[Exercise objective] Which lines contain the string "Samantha"? Please list every one of them.

[Provided material]
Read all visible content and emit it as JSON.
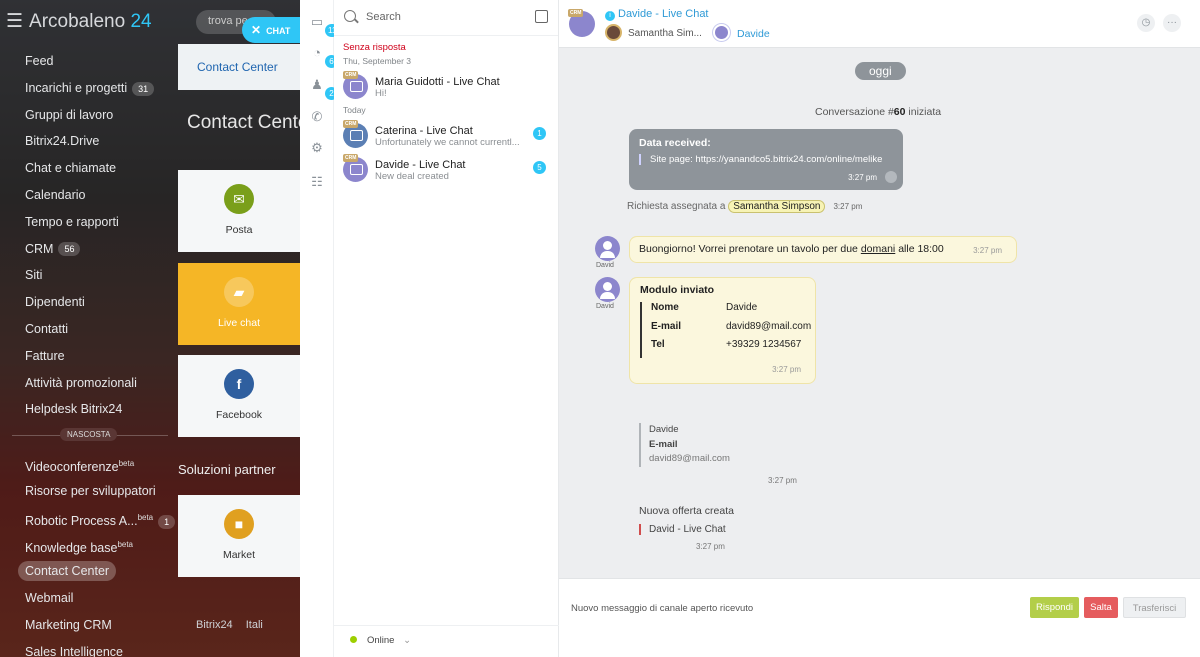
{
  "portal": {
    "logo_name": "Arcobaleno",
    "logo_num": "24",
    "search_placeholder": "trova pe",
    "menu": [
      {
        "label": "Feed"
      },
      {
        "label": "Incarichi e progetti",
        "count": "31"
      },
      {
        "label": "Gruppi di lavoro"
      },
      {
        "label": "Bitrix24.Drive"
      },
      {
        "label": "Chat e chiamate"
      },
      {
        "label": "Calendario"
      },
      {
        "label": "Tempo e rapporti"
      },
      {
        "label": "CRM",
        "count": "56"
      },
      {
        "label": "Siti"
      },
      {
        "label": "Dipendenti"
      },
      {
        "label": "Contatti"
      },
      {
        "label": "Fatture"
      },
      {
        "label": "Attività promozionali"
      },
      {
        "label": "Helpdesk Bitrix24"
      }
    ],
    "hidden_label": "NASCOSTA",
    "hidden_menu": [
      {
        "label": "Videoconferenze",
        "sup": "beta"
      },
      {
        "label": "Risorse per sviluppatori"
      },
      {
        "label": "Robotic Process A...",
        "sup": "beta",
        "count": "1"
      },
      {
        "label": "Knowledge base",
        "sup": "beta"
      },
      {
        "label": "Contact Center"
      },
      {
        "label": "Webmail"
      },
      {
        "label": "Marketing CRM"
      },
      {
        "label": "Sales Intelligence"
      }
    ],
    "cc_tab": "Contact Center",
    "cc_title": "Contact Center",
    "tiles": [
      {
        "label": "Posta",
        "color": "#7a9f1a"
      },
      {
        "label": "Live chat",
        "color": "#f5b626"
      },
      {
        "label": "Facebook",
        "color": "#2f5f9f"
      },
      {
        "label": "Market",
        "color": "#e0a020"
      }
    ],
    "partner_label": "Soluzioni partner",
    "bottom_logo": "Bitrix24",
    "bottom_lang": "Itali"
  },
  "chat_toggle": "CHAT",
  "iconbar": {
    "badges": [
      "11",
      "6",
      "2"
    ]
  },
  "recent": {
    "search_placeholder": "Search",
    "section_unanswered": "Senza risposta",
    "date1": "Thu, September 3",
    "date2": "Today",
    "items": [
      {
        "title": "Maria Guidotti - Live Chat",
        "sub": "Hi!",
        "badge": ""
      },
      {
        "title": "Caterina - Live Chat",
        "sub": "Unfortunately we cannot currentl...",
        "badge": "1"
      },
      {
        "title": "Davide - Live Chat",
        "sub": "New deal created",
        "badge": "5"
      }
    ],
    "status": "Online",
    "crm_tag": "CRM"
  },
  "dialog": {
    "title": "Davide - Live Chat",
    "user1": "Samantha Sim...",
    "user2": "Davide",
    "today_label": "oggi",
    "conv_started_pre": "Conversazione #",
    "conv_number": "60",
    "conv_started_post": " iniziata",
    "data_received_title": "Data received:",
    "data_received_line": "Site page: https://yanandco5.bitrix24.com/online/melike",
    "data_received_time": "3:27 pm",
    "assigned_text": "Richiesta assegnata a",
    "assigned_to": "Samantha Simpson",
    "assigned_time": "3:27 pm",
    "author": "David",
    "msg1_pre": "Buongiorno! Vorrei prenotare un tavolo per due ",
    "msg1_link": "domani",
    "msg1_post": " alle 18:00",
    "msg1_time": "3:27 pm",
    "form_title": "Modulo inviato",
    "form_rows": [
      {
        "key": "Nome",
        "value": "Davide"
      },
      {
        "key": "E-mail",
        "value": "david89@mail.com"
      },
      {
        "key": "Tel",
        "value": "+39329 1234567"
      }
    ],
    "form_time": "3:27 pm",
    "quote_name": "Davide",
    "quote_key": "E-mail",
    "quote_email": "david89@mail.com",
    "quote_time": "3:27 pm",
    "deal_title": "Nuova offerta creata",
    "deal_name": "David - Live Chat",
    "deal_time": "3:27 pm",
    "footer_text": "Nuovo messaggio di canale aperto ricevuto",
    "btn_reply": "Rispondi",
    "btn_skip": "Salta",
    "btn_transfer": "Trasferisci"
  }
}
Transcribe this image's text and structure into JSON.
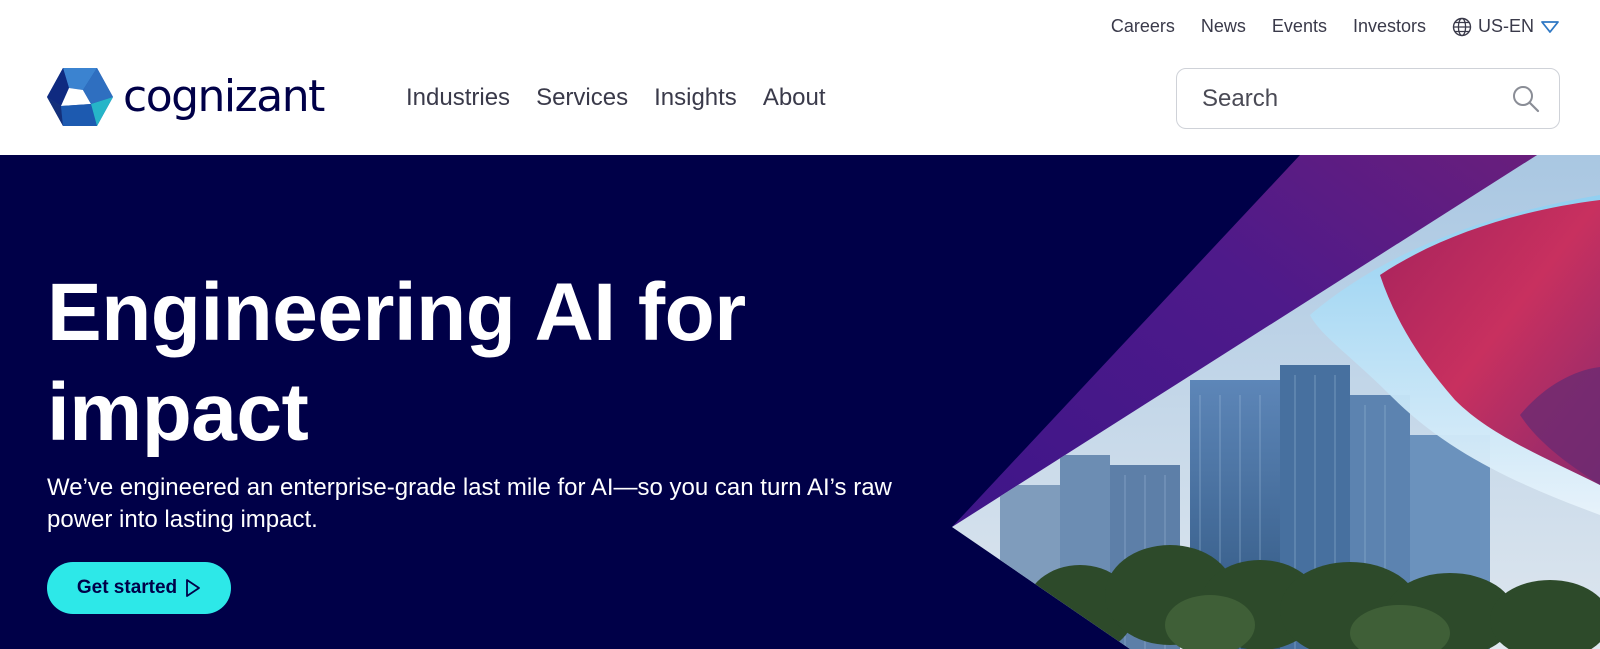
{
  "utility_nav": {
    "items": [
      "Careers",
      "News",
      "Events",
      "Investors"
    ],
    "locale": "US-EN"
  },
  "brand": {
    "name": "cognizant",
    "colors": {
      "navy": "#000048",
      "logo_light_blue": "#2f78c4",
      "logo_blue": "#1a4aa0",
      "logo_dark": "#0d1f72",
      "logo_teal": "#26b5c8",
      "cta_cyan": "#2de8e8",
      "hero_purple": "#4a1680",
      "hero_magenta": "#c8235e"
    }
  },
  "main_nav": {
    "items": [
      "Industries",
      "Services",
      "Insights",
      "About"
    ]
  },
  "search": {
    "placeholder": "Search",
    "icon": "search-icon"
  },
  "hero": {
    "title": "Engineering AI for impact",
    "subtitle": "We’ve engineered an enterprise-grade last mile for AI—so you can turn AI’s raw power into lasting impact.",
    "cta_label": "Get started",
    "cta_icon": "play-triangle-icon",
    "image": "city-skyline-photo"
  }
}
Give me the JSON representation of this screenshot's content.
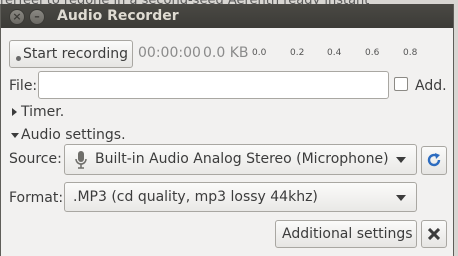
{
  "background": {
    "text": "rerfeel to redone in a second-seed Aerenth ready instant"
  },
  "window": {
    "title": "Audio Recorder",
    "close_glyph": "×",
    "minimize_glyph": "–"
  },
  "record": {
    "button_label": "Start recording",
    "elapsed": "00:00:00",
    "size": "0.0 KB",
    "level_scale": [
      "0.0",
      "0.2",
      "0.4",
      "0.6",
      "0.8"
    ]
  },
  "file": {
    "label": "File:",
    "value": "",
    "add_label": "Add.",
    "add_checked": false
  },
  "timer": {
    "label": "Timer.",
    "expanded": false
  },
  "audio_settings": {
    "label": "Audio settings.",
    "expanded": true,
    "source_label": "Source:",
    "source_value": "Built-in Audio Analog Stereo (Microphone)",
    "format_label": "Format:",
    "format_value": ".MP3  (cd quality, mp3 lossy 44khz)",
    "additional_button": "Additional settings"
  },
  "icons": {
    "close": "close-icon",
    "minimize": "minimize-icon",
    "record_dot": "record-dot-icon",
    "microphone": "microphone-icon",
    "refresh": "refresh-icon",
    "close_settings": "close-x-icon"
  },
  "colors": {
    "titlebar": "#3c3b37",
    "window_bg": "#f2f1f0",
    "refresh_blue": "#2d6cc0"
  }
}
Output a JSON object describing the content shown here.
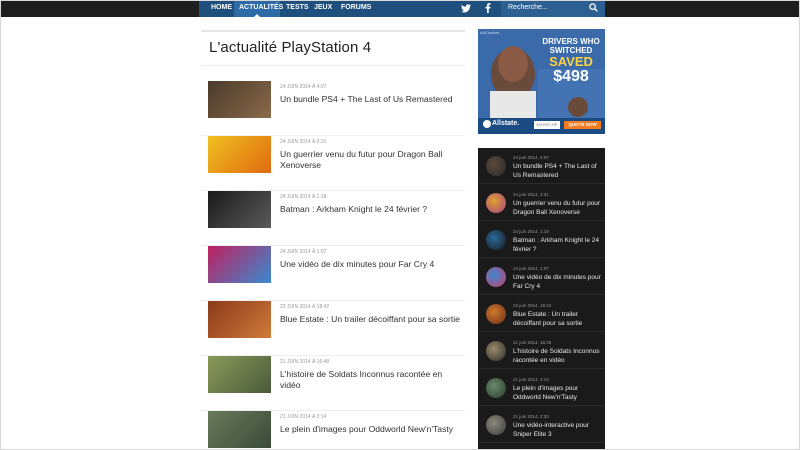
{
  "nav": {
    "items": [
      {
        "label": "Home"
      },
      {
        "label": "Actualités"
      },
      {
        "label": "Tests"
      },
      {
        "label": "Jeux"
      },
      {
        "label": "Forums"
      }
    ],
    "active_index": 1,
    "social": [
      "twitter-icon",
      "facebook-icon"
    ],
    "search_placeholder": "Recherche..."
  },
  "page_title": "L'actualité PlayStation 4",
  "articles": [
    {
      "meta": "24 juin 2014 à 4:07",
      "title": "Un bundle PS4 + The Last of Us Remastered",
      "colors": [
        "#4a3a2a",
        "#8a6a4a"
      ]
    },
    {
      "meta": "24 juin 2014 à 3:31",
      "title": "Un guerrier venu du futur pour Dragon Ball Xenoverse",
      "colors": [
        "#f0c020",
        "#e06a10"
      ]
    },
    {
      "meta": "24 juin 2014 à 1:18",
      "title": "Batman : Arkham Knight le 24 février ?",
      "colors": [
        "#1a1a1a",
        "#5a5a5a"
      ]
    },
    {
      "meta": "24 juin 2014 à 1:07",
      "title": "Une vidéo de dix minutes pour Far Cry 4",
      "colors": [
        "#c02060",
        "#3a8ad0"
      ]
    },
    {
      "meta": "22 juin 2014 à 18:42",
      "title": "Blue Estate : Un trailer décoiffant pour sa sortie",
      "colors": [
        "#8a3a1a",
        "#d07a3a"
      ]
    },
    {
      "meta": "21 juin 2014 à 16:48",
      "title": "L'histoire de Soldats Inconnus racontée en vidéo",
      "colors": [
        "#8a9a5a",
        "#4a5a3a"
      ]
    },
    {
      "meta": "21 juin 2014 à 3:14",
      "title": "Le plein d'images pour Oddworld New'n'Tasty",
      "colors": [
        "#6a7a5a",
        "#3a4a3a"
      ]
    }
  ],
  "ad": {
    "line1": "DRIVERS WHO SWITCHED",
    "line2": "SAVED",
    "line3": "$498",
    "brand": "Allstate.",
    "zip_label": "ENTER ZIP",
    "cta": "QUOTE NOW",
    "tag": "AdChoices"
  },
  "sidebar_news": [
    {
      "meta": "24 juin 2014, 4:07",
      "title": "Un bundle PS4 + The Last of Us Remastered",
      "colors": [
        "#5a4a3a",
        "#2a2a2a"
      ]
    },
    {
      "meta": "24 juin 2014, 3:31",
      "title": "Un guerrier venu du futur pour Dragon Ball Xenoverse",
      "colors": [
        "#e0a030",
        "#a04080"
      ]
    },
    {
      "meta": "24 juin 2014, 1:18",
      "title": "Batman : Arkham Knight le 24 février ?",
      "colors": [
        "#2a6a9a",
        "#1a1a1a"
      ]
    },
    {
      "meta": "24 juin 2014, 1:07",
      "title": "Une vidéo de dix minutes pour Far Cry 4",
      "colors": [
        "#3a8ad0",
        "#d03a6a"
      ]
    },
    {
      "meta": "22 juin 2014, 18:42",
      "title": "Blue Estate : Un trailer décoiffant pour sa sortie",
      "colors": [
        "#d07a2a",
        "#6a2a1a"
      ]
    },
    {
      "meta": "21 juin 2014, 16:48",
      "title": "L'histoire de Soldats Inconnus racontée en vidéo",
      "colors": [
        "#9a8a6a",
        "#2a2a2a"
      ]
    },
    {
      "meta": "21 juin 2014, 3:14",
      "title": "Le plein d'images pour Oddworld New'n'Tasty",
      "colors": [
        "#6a8a6a",
        "#2a3a2a"
      ]
    },
    {
      "meta": "21 juin 2014, 2:30",
      "title": "Une vidéo-interactive pour Sniper Elite 3",
      "colors": [
        "#8a8a7a",
        "#3a3a3a"
      ]
    }
  ],
  "colors": {
    "nav_bg": "#1f4f7d",
    "nav_active": "#2d6aa6",
    "sidebar_bg": "#1a1a1a"
  }
}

[Response to the exercise]
    "user1": "Samantha Sim...",
    "assigned_to": "Samantha Simpson",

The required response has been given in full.